→ Exercise brief
From the listing below, extract every line in which the word "xlabel" appears.

----- Input records

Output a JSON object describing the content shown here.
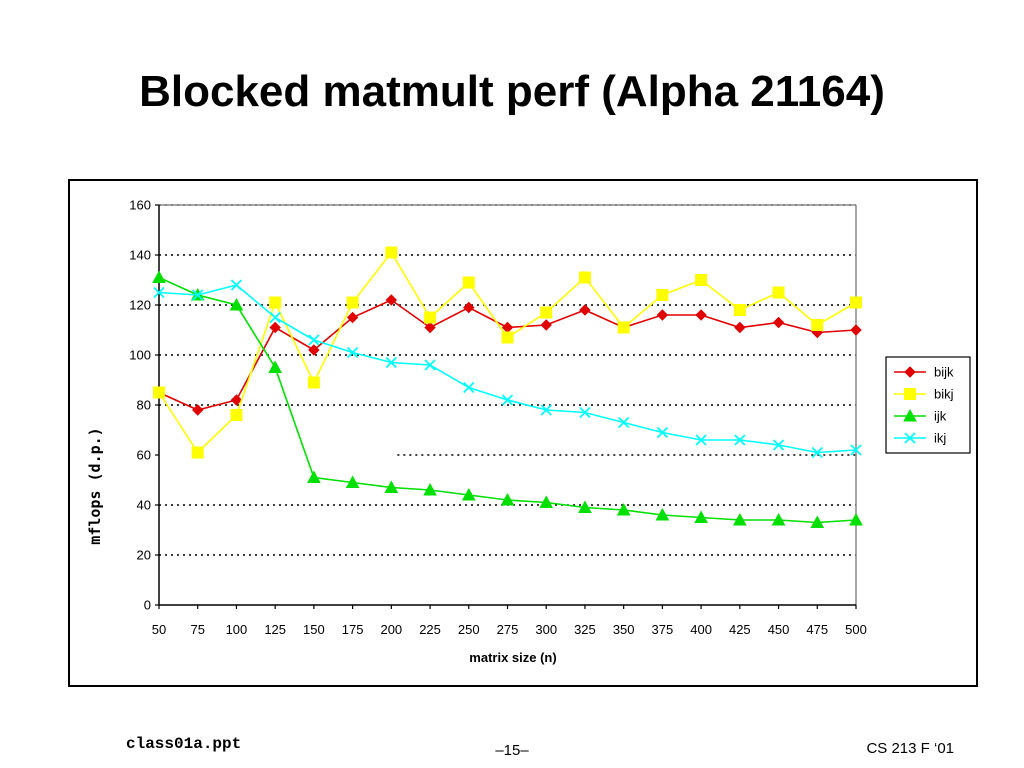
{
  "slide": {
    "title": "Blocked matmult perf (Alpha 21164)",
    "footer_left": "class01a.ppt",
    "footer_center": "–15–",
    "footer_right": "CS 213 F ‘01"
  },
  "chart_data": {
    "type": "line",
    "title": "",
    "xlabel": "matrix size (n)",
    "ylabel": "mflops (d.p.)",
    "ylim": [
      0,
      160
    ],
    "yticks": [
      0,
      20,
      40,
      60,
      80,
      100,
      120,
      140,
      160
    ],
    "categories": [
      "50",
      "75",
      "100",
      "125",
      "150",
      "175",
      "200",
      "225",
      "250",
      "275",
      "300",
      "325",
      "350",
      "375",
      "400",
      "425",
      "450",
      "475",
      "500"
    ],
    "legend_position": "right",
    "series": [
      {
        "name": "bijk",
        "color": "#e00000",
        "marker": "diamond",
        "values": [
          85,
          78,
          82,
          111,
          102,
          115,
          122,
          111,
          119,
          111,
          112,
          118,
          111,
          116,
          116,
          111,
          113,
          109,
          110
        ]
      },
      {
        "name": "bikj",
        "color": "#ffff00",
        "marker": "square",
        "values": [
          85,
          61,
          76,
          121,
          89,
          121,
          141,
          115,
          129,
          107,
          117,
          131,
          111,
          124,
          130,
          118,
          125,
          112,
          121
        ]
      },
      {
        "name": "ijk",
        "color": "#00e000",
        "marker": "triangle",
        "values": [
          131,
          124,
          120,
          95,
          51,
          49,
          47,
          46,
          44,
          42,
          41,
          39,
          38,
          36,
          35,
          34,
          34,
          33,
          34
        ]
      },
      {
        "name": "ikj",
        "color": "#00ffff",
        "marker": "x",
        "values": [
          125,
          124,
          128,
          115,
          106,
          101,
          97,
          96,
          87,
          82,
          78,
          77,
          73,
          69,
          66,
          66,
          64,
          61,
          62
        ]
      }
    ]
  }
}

----------
----- Input records

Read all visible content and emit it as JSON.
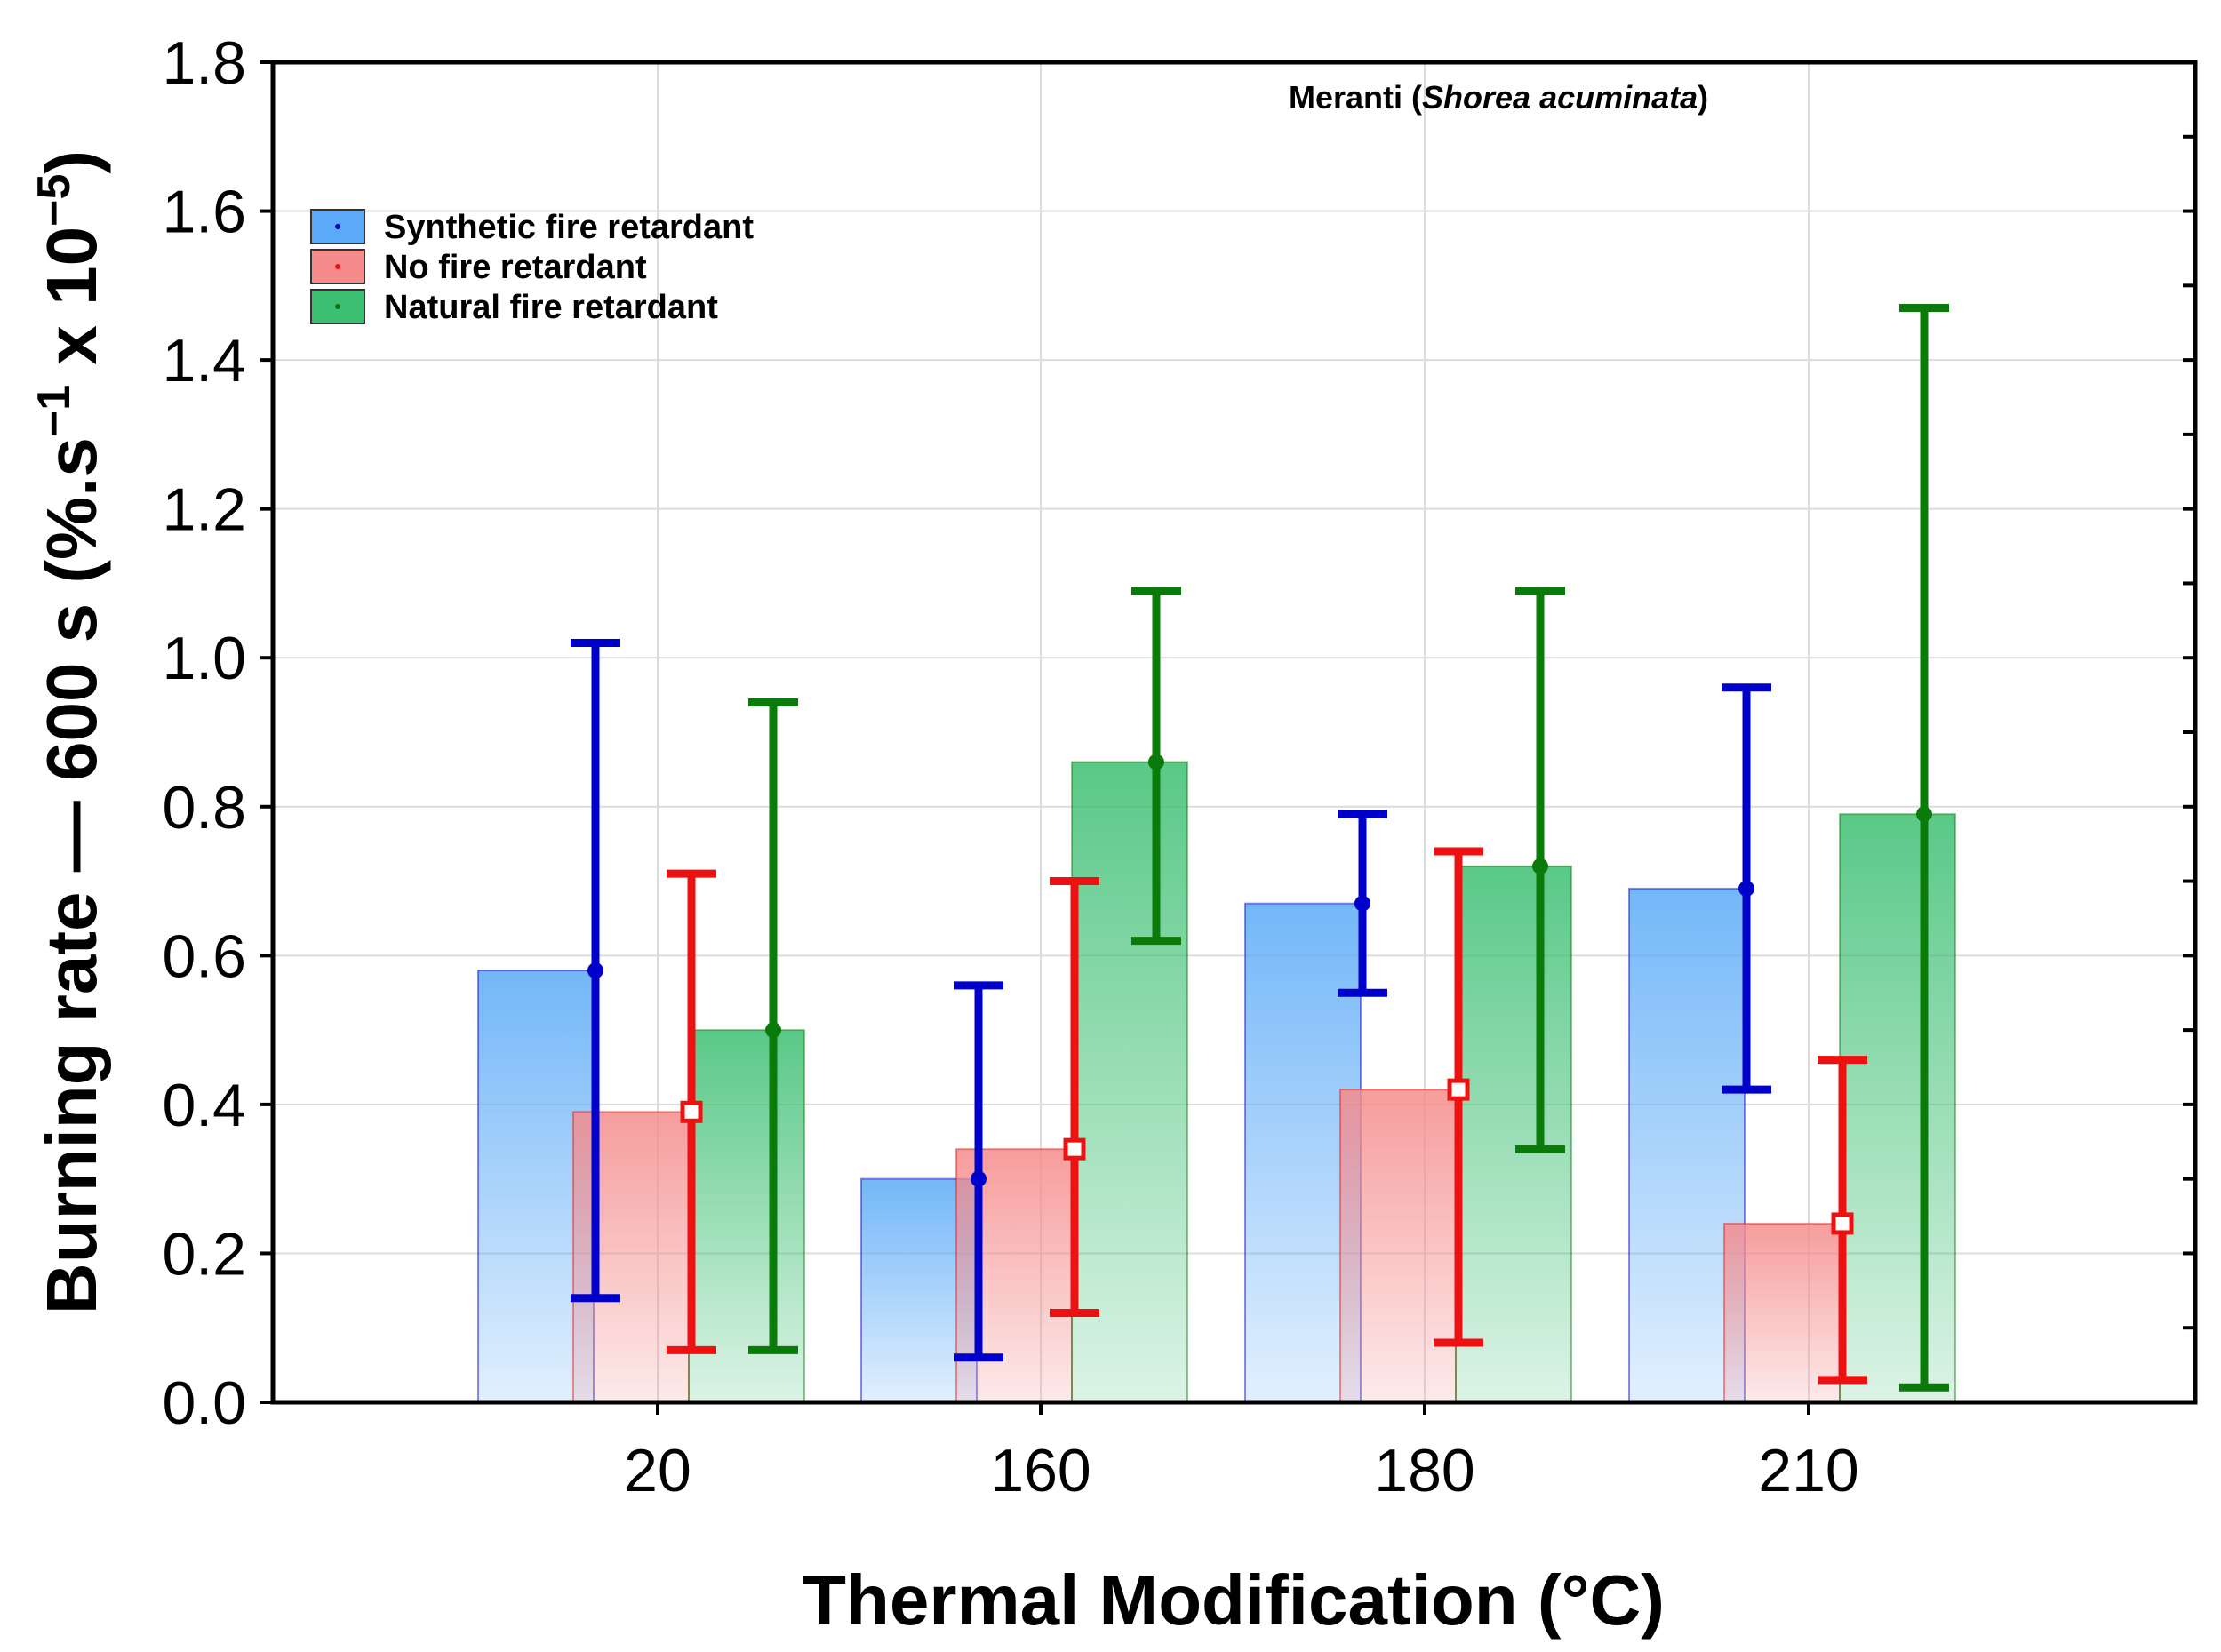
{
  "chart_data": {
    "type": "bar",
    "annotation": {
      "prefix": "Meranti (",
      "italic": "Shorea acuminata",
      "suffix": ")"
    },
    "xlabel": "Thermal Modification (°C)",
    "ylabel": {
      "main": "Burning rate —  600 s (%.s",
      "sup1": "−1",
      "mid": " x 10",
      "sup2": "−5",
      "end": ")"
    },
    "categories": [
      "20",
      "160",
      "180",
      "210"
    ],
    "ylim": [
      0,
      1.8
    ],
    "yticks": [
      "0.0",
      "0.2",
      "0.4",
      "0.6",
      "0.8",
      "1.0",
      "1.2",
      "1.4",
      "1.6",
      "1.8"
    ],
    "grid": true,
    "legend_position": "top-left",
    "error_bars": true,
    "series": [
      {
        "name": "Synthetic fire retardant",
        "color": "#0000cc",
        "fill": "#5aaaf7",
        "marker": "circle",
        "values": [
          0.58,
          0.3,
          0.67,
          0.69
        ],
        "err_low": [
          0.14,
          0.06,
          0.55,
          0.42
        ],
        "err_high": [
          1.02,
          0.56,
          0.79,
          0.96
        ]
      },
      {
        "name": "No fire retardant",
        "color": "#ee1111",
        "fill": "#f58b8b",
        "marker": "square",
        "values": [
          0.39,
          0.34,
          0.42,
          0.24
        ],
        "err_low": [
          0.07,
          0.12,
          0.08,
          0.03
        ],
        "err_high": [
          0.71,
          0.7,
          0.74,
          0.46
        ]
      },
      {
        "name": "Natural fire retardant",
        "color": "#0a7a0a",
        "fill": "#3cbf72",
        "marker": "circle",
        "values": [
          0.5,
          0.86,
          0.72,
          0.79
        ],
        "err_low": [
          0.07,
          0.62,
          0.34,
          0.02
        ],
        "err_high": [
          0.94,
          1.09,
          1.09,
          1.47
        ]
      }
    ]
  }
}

----------

→ Correct result
    "xlabel": "matrix size (n)",
    "xlabel": "Thermal Modification (°C)",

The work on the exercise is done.